(Provided material)
····················

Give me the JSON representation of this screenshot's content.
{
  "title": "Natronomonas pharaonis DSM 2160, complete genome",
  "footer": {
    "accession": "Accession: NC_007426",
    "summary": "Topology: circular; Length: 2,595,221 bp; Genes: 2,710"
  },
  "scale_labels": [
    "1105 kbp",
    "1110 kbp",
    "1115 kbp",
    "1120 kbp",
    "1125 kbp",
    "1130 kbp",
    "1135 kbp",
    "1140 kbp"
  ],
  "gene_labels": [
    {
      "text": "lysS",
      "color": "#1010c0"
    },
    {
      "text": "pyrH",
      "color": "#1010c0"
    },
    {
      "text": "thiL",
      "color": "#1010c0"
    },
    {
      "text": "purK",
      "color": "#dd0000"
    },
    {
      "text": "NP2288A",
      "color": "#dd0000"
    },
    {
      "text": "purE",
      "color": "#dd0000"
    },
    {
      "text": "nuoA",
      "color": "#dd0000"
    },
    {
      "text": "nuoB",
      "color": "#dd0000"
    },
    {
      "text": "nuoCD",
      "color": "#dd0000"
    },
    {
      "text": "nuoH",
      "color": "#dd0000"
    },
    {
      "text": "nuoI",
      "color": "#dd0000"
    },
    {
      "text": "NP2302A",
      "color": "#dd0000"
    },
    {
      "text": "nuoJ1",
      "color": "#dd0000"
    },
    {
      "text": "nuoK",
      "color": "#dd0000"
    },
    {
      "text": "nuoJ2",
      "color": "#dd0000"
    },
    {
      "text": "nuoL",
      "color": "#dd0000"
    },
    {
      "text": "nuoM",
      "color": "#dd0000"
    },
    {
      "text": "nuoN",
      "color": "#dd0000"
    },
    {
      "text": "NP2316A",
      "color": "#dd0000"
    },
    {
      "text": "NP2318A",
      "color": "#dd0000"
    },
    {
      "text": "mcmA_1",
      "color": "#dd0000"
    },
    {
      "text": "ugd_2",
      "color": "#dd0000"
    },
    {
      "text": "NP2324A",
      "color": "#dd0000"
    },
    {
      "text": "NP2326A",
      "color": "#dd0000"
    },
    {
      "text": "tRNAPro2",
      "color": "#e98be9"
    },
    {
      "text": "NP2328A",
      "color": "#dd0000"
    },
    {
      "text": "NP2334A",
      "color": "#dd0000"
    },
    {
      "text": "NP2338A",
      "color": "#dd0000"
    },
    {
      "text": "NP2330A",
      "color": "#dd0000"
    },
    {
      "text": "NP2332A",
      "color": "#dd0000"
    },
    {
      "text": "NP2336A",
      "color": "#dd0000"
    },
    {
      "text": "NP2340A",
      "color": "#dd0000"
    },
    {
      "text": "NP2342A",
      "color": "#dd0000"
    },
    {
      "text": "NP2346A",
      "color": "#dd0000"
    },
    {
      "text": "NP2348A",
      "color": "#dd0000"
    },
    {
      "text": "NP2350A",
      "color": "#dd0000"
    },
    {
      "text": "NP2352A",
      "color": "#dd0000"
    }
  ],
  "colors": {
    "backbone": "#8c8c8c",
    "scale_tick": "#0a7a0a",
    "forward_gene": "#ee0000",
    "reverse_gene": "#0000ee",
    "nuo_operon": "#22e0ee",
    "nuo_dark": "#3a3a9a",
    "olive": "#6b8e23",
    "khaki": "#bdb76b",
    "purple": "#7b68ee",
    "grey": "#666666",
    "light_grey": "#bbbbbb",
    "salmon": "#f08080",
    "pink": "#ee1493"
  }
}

····················

(Instructions for the task) Type out the whole of the data again, exactly as shown.

(Final answer)
Give me the JSON representation of this screenshot's content.
{
  "title": "Natronomonas pharaonis DSM 2160, complete genome",
  "footer": {
    "accession": "Accession: NC_007426",
    "summary": "Topology: circular; Length: 2,595,221 bp; Genes: 2,710"
  },
  "scale_labels": [
    "1105 kbp",
    "1110 kbp",
    "1115 kbp",
    "1120 kbp",
    "1125 kbp",
    "1130 kbp",
    "1135 kbp",
    "1140 kbp"
  ],
  "gene_labels": [
    {
      "text": "lysS",
      "color": "#1010c0"
    },
    {
      "text": "pyrH",
      "color": "#1010c0"
    },
    {
      "text": "thiL",
      "color": "#1010c0"
    },
    {
      "text": "purK",
      "color": "#dd0000"
    },
    {
      "text": "NP2288A",
      "color": "#dd0000"
    },
    {
      "text": "purE",
      "color": "#dd0000"
    },
    {
      "text": "nuoA",
      "color": "#dd0000"
    },
    {
      "text": "nuoB",
      "color": "#dd0000"
    },
    {
      "text": "nuoCD",
      "color": "#dd0000"
    },
    {
      "text": "nuoH",
      "color": "#dd0000"
    },
    {
      "text": "nuoI",
      "color": "#dd0000"
    },
    {
      "text": "NP2302A",
      "color": "#dd0000"
    },
    {
      "text": "nuoJ1",
      "color": "#dd0000"
    },
    {
      "text": "nuoK",
      "color": "#dd0000"
    },
    {
      "text": "nuoJ2",
      "color": "#dd0000"
    },
    {
      "text": "nuoL",
      "color": "#dd0000"
    },
    {
      "text": "nuoM",
      "color": "#dd0000"
    },
    {
      "text": "nuoN",
      "color": "#dd0000"
    },
    {
      "text": "NP2316A",
      "color": "#dd0000"
    },
    {
      "text": "NP2318A",
      "color": "#dd0000"
    },
    {
      "text": "mcmA_1",
      "color": "#dd0000"
    },
    {
      "text": "ugd_2",
      "color": "#dd0000"
    },
    {
      "text": "NP2324A",
      "color": "#dd0000"
    },
    {
      "text": "NP2326A",
      "color": "#dd0000"
    },
    {
      "text": "tRNAPro2",
      "color": "#e98be9"
    },
    {
      "text": "NP2328A",
      "color": "#dd0000"
    },
    {
      "text": "NP2334A",
      "color": "#dd0000"
    },
    {
      "text": "NP2338A",
      "color": "#dd0000"
    },
    {
      "text": "NP2330A",
      "color": "#dd0000"
    },
    {
      "text": "NP2332A",
      "color": "#dd0000"
    },
    {
      "text": "NP2336A",
      "color": "#dd0000"
    },
    {
      "text": "NP2340A",
      "color": "#dd0000"
    },
    {
      "text": "NP2342A",
      "color": "#dd0000"
    },
    {
      "text": "NP2346A",
      "color": "#dd0000"
    },
    {
      "text": "NP2348A",
      "color": "#dd0000"
    },
    {
      "text": "NP2350A",
      "color": "#dd0000"
    },
    {
      "text": "NP2352A",
      "color": "#dd0000"
    }
  ],
  "colors": {
    "backbone": "#8c8c8c",
    "scale_tick": "#0a7a0a",
    "forward_gene": "#ee0000",
    "reverse_gene": "#0000ee",
    "nuo_operon": "#22e0ee",
    "nuo_dark": "#3a3a9a",
    "olive": "#6b8e23",
    "khaki": "#bdb76b",
    "purple": "#7b68ee",
    "grey": "#666666",
    "light_grey": "#bbbbbb",
    "salmon": "#f08080",
    "pink": "#ee1493"
  }
}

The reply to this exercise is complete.